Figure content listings
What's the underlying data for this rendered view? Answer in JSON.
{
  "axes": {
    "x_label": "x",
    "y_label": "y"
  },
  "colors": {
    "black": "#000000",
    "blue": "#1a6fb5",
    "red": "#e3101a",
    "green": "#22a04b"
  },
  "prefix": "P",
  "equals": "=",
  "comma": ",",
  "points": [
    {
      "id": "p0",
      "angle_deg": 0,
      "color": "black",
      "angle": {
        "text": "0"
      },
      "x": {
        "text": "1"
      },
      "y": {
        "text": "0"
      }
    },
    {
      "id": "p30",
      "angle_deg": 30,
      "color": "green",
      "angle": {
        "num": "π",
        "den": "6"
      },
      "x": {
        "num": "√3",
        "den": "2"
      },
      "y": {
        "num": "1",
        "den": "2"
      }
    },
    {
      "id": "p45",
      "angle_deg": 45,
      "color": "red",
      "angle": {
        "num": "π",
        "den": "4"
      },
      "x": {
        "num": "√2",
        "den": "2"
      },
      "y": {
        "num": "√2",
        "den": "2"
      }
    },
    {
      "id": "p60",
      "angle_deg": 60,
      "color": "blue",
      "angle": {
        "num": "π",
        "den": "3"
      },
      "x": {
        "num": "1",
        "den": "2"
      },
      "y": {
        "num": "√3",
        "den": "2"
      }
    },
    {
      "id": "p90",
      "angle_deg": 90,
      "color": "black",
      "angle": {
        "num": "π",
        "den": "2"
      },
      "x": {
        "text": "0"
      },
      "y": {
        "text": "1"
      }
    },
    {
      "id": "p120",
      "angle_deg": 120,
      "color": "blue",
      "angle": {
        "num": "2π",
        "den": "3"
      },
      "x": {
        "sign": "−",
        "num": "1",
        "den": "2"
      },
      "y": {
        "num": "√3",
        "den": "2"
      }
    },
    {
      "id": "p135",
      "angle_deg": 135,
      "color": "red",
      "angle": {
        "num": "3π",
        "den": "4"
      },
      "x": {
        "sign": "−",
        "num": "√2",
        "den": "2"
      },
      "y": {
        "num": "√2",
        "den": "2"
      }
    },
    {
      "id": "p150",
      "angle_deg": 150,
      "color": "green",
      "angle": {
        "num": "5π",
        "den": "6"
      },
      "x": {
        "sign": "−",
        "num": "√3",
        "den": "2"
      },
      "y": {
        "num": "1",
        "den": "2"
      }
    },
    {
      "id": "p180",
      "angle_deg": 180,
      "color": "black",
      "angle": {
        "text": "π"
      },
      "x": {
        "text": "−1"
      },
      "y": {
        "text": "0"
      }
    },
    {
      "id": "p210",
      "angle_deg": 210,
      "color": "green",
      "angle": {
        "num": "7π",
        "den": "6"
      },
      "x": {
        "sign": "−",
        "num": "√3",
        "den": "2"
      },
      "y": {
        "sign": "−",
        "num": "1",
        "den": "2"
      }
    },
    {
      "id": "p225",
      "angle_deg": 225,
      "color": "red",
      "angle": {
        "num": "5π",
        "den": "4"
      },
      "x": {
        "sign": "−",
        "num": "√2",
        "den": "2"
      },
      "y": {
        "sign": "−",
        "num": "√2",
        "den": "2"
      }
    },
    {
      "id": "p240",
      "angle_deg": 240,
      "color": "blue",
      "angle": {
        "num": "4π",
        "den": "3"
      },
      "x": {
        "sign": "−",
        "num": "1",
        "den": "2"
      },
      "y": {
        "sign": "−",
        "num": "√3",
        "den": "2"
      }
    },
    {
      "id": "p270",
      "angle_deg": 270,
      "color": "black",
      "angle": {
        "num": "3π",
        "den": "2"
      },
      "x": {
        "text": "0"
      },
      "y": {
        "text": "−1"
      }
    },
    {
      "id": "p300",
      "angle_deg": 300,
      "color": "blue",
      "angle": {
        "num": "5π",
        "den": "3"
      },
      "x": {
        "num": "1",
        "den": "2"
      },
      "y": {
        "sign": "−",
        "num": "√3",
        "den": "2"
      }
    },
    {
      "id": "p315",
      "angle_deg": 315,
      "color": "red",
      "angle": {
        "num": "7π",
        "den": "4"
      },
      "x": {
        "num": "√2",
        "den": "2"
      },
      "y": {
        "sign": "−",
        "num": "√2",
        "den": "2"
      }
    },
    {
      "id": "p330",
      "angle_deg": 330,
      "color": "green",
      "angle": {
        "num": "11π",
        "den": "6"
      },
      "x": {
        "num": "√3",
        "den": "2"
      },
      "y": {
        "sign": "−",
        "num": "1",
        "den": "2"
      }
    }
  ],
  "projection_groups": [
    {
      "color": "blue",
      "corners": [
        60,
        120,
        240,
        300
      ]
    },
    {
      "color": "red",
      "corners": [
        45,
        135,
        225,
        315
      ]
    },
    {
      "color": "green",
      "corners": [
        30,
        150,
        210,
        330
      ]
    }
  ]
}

## What is asked:
Using the data above, output each line exactly.

## Output below:
What's the underlying data for this rendered view? Answer in JSON.
{
  "axes": {
    "x_label": "x",
    "y_label": "y"
  },
  "colors": {
    "black": "#000000",
    "blue": "#1a6fb5",
    "red": "#e3101a",
    "green": "#22a04b"
  },
  "prefix": "P",
  "equals": "=",
  "comma": ",",
  "points": [
    {
      "id": "p0",
      "angle_deg": 0,
      "color": "black",
      "angle": {
        "text": "0"
      },
      "x": {
        "text": "1"
      },
      "y": {
        "text": "0"
      }
    },
    {
      "id": "p30",
      "angle_deg": 30,
      "color": "green",
      "angle": {
        "num": "π",
        "den": "6"
      },
      "x": {
        "num": "√3",
        "den": "2"
      },
      "y": {
        "num": "1",
        "den": "2"
      }
    },
    {
      "id": "p45",
      "angle_deg": 45,
      "color": "red",
      "angle": {
        "num": "π",
        "den": "4"
      },
      "x": {
        "num": "√2",
        "den": "2"
      },
      "y": {
        "num": "√2",
        "den": "2"
      }
    },
    {
      "id": "p60",
      "angle_deg": 60,
      "color": "blue",
      "angle": {
        "num": "π",
        "den": "3"
      },
      "x": {
        "num": "1",
        "den": "2"
      },
      "y": {
        "num": "√3",
        "den": "2"
      }
    },
    {
      "id": "p90",
      "angle_deg": 90,
      "color": "black",
      "angle": {
        "num": "π",
        "den": "2"
      },
      "x": {
        "text": "0"
      },
      "y": {
        "text": "1"
      }
    },
    {
      "id": "p120",
      "angle_deg": 120,
      "color": "blue",
      "angle": {
        "num": "2π",
        "den": "3"
      },
      "x": {
        "sign": "−",
        "num": "1",
        "den": "2"
      },
      "y": {
        "num": "√3",
        "den": "2"
      }
    },
    {
      "id": "p135",
      "angle_deg": 135,
      "color": "red",
      "angle": {
        "num": "3π",
        "den": "4"
      },
      "x": {
        "sign": "−",
        "num": "√2",
        "den": "2"
      },
      "y": {
        "num": "√2",
        "den": "2"
      }
    },
    {
      "id": "p150",
      "angle_deg": 150,
      "color": "green",
      "angle": {
        "num": "5π",
        "den": "6"
      },
      "x": {
        "sign": "−",
        "num": "√3",
        "den": "2"
      },
      "y": {
        "num": "1",
        "den": "2"
      }
    },
    {
      "id": "p180",
      "angle_deg": 180,
      "color": "black",
      "angle": {
        "text": "π"
      },
      "x": {
        "text": "−1"
      },
      "y": {
        "text": "0"
      }
    },
    {
      "id": "p210",
      "angle_deg": 210,
      "color": "green",
      "angle": {
        "num": "7π",
        "den": "6"
      },
      "x": {
        "sign": "−",
        "num": "√3",
        "den": "2"
      },
      "y": {
        "sign": "−",
        "num": "1",
        "den": "2"
      }
    },
    {
      "id": "p225",
      "angle_deg": 225,
      "color": "red",
      "angle": {
        "num": "5π",
        "den": "4"
      },
      "x": {
        "sign": "−",
        "num": "√2",
        "den": "2"
      },
      "y": {
        "sign": "−",
        "num": "√2",
        "den": "2"
      }
    },
    {
      "id": "p240",
      "angle_deg": 240,
      "color": "blue",
      "angle": {
        "num": "4π",
        "den": "3"
      },
      "x": {
        "sign": "−",
        "num": "1",
        "den": "2"
      },
      "y": {
        "sign": "−",
        "num": "√3",
        "den": "2"
      }
    },
    {
      "id": "p270",
      "angle_deg": 270,
      "color": "black",
      "angle": {
        "num": "3π",
        "den": "2"
      },
      "x": {
        "text": "0"
      },
      "y": {
        "text": "−1"
      }
    },
    {
      "id": "p300",
      "angle_deg": 300,
      "color": "blue",
      "angle": {
        "num": "5π",
        "den": "3"
      },
      "x": {
        "num": "1",
        "den": "2"
      },
      "y": {
        "sign": "−",
        "num": "√3",
        "den": "2"
      }
    },
    {
      "id": "p315",
      "angle_deg": 315,
      "color": "red",
      "angle": {
        "num": "7π",
        "den": "4"
      },
      "x": {
        "num": "√2",
        "den": "2"
      },
      "y": {
        "sign": "−",
        "num": "√2",
        "den": "2"
      }
    },
    {
      "id": "p330",
      "angle_deg": 330,
      "color": "green",
      "angle": {
        "num": "11π",
        "den": "6"
      },
      "x": {
        "num": "√3",
        "den": "2"
      },
      "y": {
        "sign": "−",
        "num": "1",
        "den": "2"
      }
    }
  ],
  "projection_groups": [
    {
      "color": "blue",
      "corners": [
        60,
        120,
        240,
        300
      ]
    },
    {
      "color": "red",
      "corners": [
        45,
        135,
        225,
        315
      ]
    },
    {
      "color": "green",
      "corners": [
        30,
        150,
        210,
        330
      ]
    }
  ]
}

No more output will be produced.